[Stored data]
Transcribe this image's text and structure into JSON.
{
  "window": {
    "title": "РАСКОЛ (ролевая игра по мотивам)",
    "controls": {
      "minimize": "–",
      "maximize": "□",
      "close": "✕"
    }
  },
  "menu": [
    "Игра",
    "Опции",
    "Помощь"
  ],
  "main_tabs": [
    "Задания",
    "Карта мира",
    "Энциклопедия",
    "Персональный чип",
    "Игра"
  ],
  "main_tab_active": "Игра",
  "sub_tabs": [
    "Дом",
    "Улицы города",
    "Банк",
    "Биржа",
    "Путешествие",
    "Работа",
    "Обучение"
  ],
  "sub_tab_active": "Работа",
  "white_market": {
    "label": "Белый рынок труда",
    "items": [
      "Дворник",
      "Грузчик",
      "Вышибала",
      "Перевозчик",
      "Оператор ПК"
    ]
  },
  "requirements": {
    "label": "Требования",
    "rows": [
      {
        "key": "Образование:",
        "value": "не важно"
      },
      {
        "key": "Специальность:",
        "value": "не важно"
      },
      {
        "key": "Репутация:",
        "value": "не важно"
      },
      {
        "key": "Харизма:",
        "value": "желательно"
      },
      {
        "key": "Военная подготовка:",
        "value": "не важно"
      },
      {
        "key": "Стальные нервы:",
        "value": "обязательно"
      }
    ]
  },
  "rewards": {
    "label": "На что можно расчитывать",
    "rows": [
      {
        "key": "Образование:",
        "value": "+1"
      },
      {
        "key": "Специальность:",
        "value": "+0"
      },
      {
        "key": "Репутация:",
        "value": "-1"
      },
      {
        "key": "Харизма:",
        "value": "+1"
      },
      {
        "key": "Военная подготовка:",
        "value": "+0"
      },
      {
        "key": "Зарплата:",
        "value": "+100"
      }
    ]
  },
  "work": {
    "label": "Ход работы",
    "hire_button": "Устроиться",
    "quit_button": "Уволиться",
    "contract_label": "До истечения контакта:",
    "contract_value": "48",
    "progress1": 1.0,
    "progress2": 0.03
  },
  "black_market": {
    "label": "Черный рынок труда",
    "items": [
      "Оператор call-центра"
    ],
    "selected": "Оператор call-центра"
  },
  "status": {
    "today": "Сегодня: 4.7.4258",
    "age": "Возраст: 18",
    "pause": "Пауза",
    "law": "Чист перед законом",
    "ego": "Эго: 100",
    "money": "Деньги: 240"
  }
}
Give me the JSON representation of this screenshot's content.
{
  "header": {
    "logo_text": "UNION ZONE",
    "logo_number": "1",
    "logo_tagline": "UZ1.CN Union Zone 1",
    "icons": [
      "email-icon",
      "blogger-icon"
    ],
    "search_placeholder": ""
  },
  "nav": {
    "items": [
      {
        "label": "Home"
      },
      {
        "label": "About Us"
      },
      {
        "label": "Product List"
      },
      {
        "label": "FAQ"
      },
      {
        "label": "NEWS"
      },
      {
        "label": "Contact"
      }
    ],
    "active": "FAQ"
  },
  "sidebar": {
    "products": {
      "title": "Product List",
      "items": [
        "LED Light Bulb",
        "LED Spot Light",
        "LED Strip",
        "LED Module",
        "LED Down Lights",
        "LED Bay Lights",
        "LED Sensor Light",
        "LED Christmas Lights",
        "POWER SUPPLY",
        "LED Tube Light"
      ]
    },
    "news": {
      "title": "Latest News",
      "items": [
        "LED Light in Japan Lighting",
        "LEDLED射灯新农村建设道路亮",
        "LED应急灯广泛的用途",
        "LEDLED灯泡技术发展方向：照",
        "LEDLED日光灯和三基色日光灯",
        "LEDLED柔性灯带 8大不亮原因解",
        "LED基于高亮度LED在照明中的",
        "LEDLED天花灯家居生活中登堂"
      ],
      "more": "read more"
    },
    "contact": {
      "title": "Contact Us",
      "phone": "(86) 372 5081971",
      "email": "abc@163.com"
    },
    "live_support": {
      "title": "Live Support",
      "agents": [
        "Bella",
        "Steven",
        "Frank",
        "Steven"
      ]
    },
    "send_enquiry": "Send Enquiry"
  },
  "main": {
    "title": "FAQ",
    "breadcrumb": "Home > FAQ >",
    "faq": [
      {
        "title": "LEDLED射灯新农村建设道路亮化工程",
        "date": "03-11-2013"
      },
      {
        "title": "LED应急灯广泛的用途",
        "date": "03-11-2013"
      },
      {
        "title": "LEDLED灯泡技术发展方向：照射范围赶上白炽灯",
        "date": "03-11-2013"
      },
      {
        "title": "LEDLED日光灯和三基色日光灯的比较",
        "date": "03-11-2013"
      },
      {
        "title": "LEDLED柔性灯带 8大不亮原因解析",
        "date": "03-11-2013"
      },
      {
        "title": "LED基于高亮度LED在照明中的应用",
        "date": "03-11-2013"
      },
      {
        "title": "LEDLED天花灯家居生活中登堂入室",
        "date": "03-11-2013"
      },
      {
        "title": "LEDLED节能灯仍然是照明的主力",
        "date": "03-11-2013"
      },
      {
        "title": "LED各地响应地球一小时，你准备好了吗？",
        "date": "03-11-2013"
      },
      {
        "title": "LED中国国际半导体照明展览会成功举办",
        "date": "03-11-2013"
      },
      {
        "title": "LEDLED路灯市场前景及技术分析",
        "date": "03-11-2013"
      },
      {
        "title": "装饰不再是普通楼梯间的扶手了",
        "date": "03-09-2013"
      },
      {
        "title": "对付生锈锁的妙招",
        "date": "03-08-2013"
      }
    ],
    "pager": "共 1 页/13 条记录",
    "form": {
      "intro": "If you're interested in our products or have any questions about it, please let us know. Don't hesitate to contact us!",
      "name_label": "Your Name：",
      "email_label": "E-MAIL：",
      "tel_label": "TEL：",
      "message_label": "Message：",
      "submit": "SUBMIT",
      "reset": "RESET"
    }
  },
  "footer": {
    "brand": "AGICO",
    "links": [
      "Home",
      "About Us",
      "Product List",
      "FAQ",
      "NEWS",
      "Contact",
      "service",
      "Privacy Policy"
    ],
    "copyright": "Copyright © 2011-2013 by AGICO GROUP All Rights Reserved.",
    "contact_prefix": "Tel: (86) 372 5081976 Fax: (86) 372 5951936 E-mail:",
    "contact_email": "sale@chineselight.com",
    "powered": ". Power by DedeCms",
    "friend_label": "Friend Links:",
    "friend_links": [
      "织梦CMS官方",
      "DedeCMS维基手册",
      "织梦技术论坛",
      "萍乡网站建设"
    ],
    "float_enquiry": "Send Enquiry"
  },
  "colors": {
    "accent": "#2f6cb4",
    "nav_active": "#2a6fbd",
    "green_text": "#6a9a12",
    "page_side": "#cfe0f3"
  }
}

### Problem to solve
Extract the complete set of records unchanged.

### Answer to the problem
Transcribe this image's text and structure into JSON.
{
  "window": {
    "title": "РАСКОЛ (ролевая игра по мотивам)",
    "controls": {
      "minimize": "–",
      "maximize": "□",
      "close": "✕"
    }
  },
  "menu": [
    "Игра",
    "Опции",
    "Помощь"
  ],
  "main_tabs": [
    "Задания",
    "Карта мира",
    "Энциклопедия",
    "Персональный чип",
    "Игра"
  ],
  "main_tab_active": "Игра",
  "sub_tabs": [
    "Дом",
    "Улицы города",
    "Банк",
    "Биржа",
    "Путешествие",
    "Работа",
    "Обучение"
  ],
  "sub_tab_active": "Работа",
  "white_market": {
    "label": "Белый рынок труда",
    "items": [
      "Дворник",
      "Грузчик",
      "Вышибала",
      "Перевозчик",
      "Оператор ПК"
    ]
  },
  "requirements": {
    "label": "Требования",
    "rows": [
      {
        "key": "Образование:",
        "value": "не важно"
      },
      {
        "key": "Специальность:",
        "value": "не важно"
      },
      {
        "key": "Репутация:",
        "value": "не важно"
      },
      {
        "key": "Харизма:",
        "value": "желательно"
      },
      {
        "key": "Военная подготовка:",
        "value": "не важно"
      },
      {
        "key": "Стальные нервы:",
        "value": "обязательно"
      }
    ]
  },
  "rewards": {
    "label": "На что можно расчитывать",
    "rows": [
      {
        "key": "Образование:",
        "value": "+1"
      },
      {
        "key": "Специальность:",
        "value": "+0"
      },
      {
        "key": "Репутация:",
        "value": "-1"
      },
      {
        "key": "Харизма:",
        "value": "+1"
      },
      {
        "key": "Военная подготовка:",
        "value": "+0"
      },
      {
        "key": "Зарплата:",
        "value": "+100"
      }
    ]
  },
  "work": {
    "label": "Ход работы",
    "hire_button": "Устроиться",
    "quit_button": "Уволиться",
    "contract_label": "До истечения контакта:",
    "contract_value": "48",
    "progress1": 1.0,
    "progress2": 0.03
  },
  "black_market": {
    "label": "Черный рынок труда",
    "items": [
      "Оператор call-центра"
    ],
    "selected": "Оператор call-центра"
  },
  "status": {
    "today": "Сегодня: 4.7.4258",
    "age": "Возраст: 18",
    "pause": "Пауза",
    "law": "Чист перед законом",
    "ego": "Эго: 100",
    "money": "Деньги: 240"
  }
}
Give me the JSON representation of this screenshot's content.
{
  "header": {
    "logo_text": "UNION ZONE",
    "logo_number": "1",
    "logo_tagline": "UZ1.CN Union Zone 1",
    "icons": [
      "email-icon",
      "blogger-icon"
    ],
    "search_placeholder": ""
  },
  "nav": {
    "items": [
      {
        "label": "Home"
      },
      {
        "label": "About Us"
      },
      {
        "label": "Product List"
      },
      {
        "label": "FAQ"
      },
      {
        "label": "NEWS"
      },
      {
        "label": "Contact"
      }
    ],
    "active": "FAQ"
  },
  "sidebar": {
    "products": {
      "title": "Product List",
      "items": [
        "LED Light Bulb",
        "LED Spot Light",
        "LED Strip",
        "LED Module",
        "LED Down Lights",
        "LED Bay Lights",
        "LED Sensor Light",
        "LED Christmas Lights",
        "POWER SUPPLY",
        "LED Tube Light"
      ]
    },
    "news": {
      "title": "Latest News",
      "items": [
        "LED Light in Japan Lighting",
        "LEDLED射灯新农村建设道路亮",
        "LED应急灯广泛的用途",
        "LEDLED灯泡技术发展方向：照",
        "LEDLED日光灯和三基色日光灯",
        "LEDLED柔性灯带 8大不亮原因解",
        "LED基于高亮度LED在照明中的",
        "LEDLED天花灯家居生活中登堂"
      ],
      "more": "read more"
    },
    "contact": {
      "title": "Contact Us",
      "phone": "(86) 372 5081971",
      "email": "abc@163.com"
    },
    "live_support": {
      "title": "Live Support",
      "agents": [
        "Bella",
        "Steven",
        "Frank",
        "Steven"
      ]
    },
    "send_enquiry": "Send Enquiry"
  },
  "main": {
    "title": "FAQ",
    "breadcrumb": "Home > FAQ >",
    "faq": [
      {
        "title": "LEDLED射灯新农村建设道路亮化工程",
        "date": "03-11-2013"
      },
      {
        "title": "LED应急灯广泛的用途",
        "date": "03-11-2013"
      },
      {
        "title": "LEDLED灯泡技术发展方向：照射范围赶上白炽灯",
        "date": "03-11-2013"
      },
      {
        "title": "LEDLED日光灯和三基色日光灯的比较",
        "date": "03-11-2013"
      },
      {
        "title": "LEDLED柔性灯带 8大不亮原因解析",
        "date": "03-11-2013"
      },
      {
        "title": "LED基于高亮度LED在照明中的应用",
        "date": "03-11-2013"
      },
      {
        "title": "LEDLED天花灯家居生活中登堂入室",
        "date": "03-11-2013"
      },
      {
        "title": "LEDLED节能灯仍然是照明的主力",
        "date": "03-11-2013"
      },
      {
        "title": "LED各地响应地球一小时，你准备好了吗？",
        "date": "03-11-2013"
      },
      {
        "title": "LED中国国际半导体照明展览会成功举办",
        "date": "03-11-2013"
      },
      {
        "title": "LEDLED路灯市场前景及技术分析",
        "date": "03-11-2013"
      },
      {
        "title": "装饰不再是普通楼梯间的扶手了",
        "date": "03-09-2013"
      },
      {
        "title": "对付生锈锁的妙招",
        "date": "03-08-2013"
      }
    ],
    "pager": "共 1 页/13 条记录",
    "form": {
      "intro": "If you're interested in our products or have any questions about it, please let us know. Don't hesitate to contact us!",
      "name_label": "Your Name：",
      "email_label": "E-MAIL：",
      "tel_label": "TEL：",
      "message_label": "Message：",
      "submit": "SUBMIT",
      "reset": "RESET"
    }
  },
  "footer": {
    "brand": "AGICO",
    "links": [
      "Home",
      "About Us",
      "Product List",
      "FAQ",
      "NEWS",
      "Contact",
      "service",
      "Privacy Policy"
    ],
    "copyright": "Copyright © 2011-2013 by AGICO GROUP All Rights Reserved.",
    "contact_prefix": "Tel: (86) 372 5081976 Fax: (86) 372 5951936 E-mail:",
    "contact_email": "sale@chineselight.com",
    "powered": ". Power by DedeCms",
    "friend_label": "Friend Links:",
    "friend_links": [
      "织梦CMS官方",
      "DedeCMS维基手册",
      "织梦技术论坛",
      "萍乡网站建设"
    ],
    "float_enquiry": "Send Enquiry"
  },
  "colors": {
    "accent": "#2f6cb4",
    "nav_active": "#2a6fbd",
    "green_text": "#6a9a12",
    "page_side": "#cfe0f3"
  }
}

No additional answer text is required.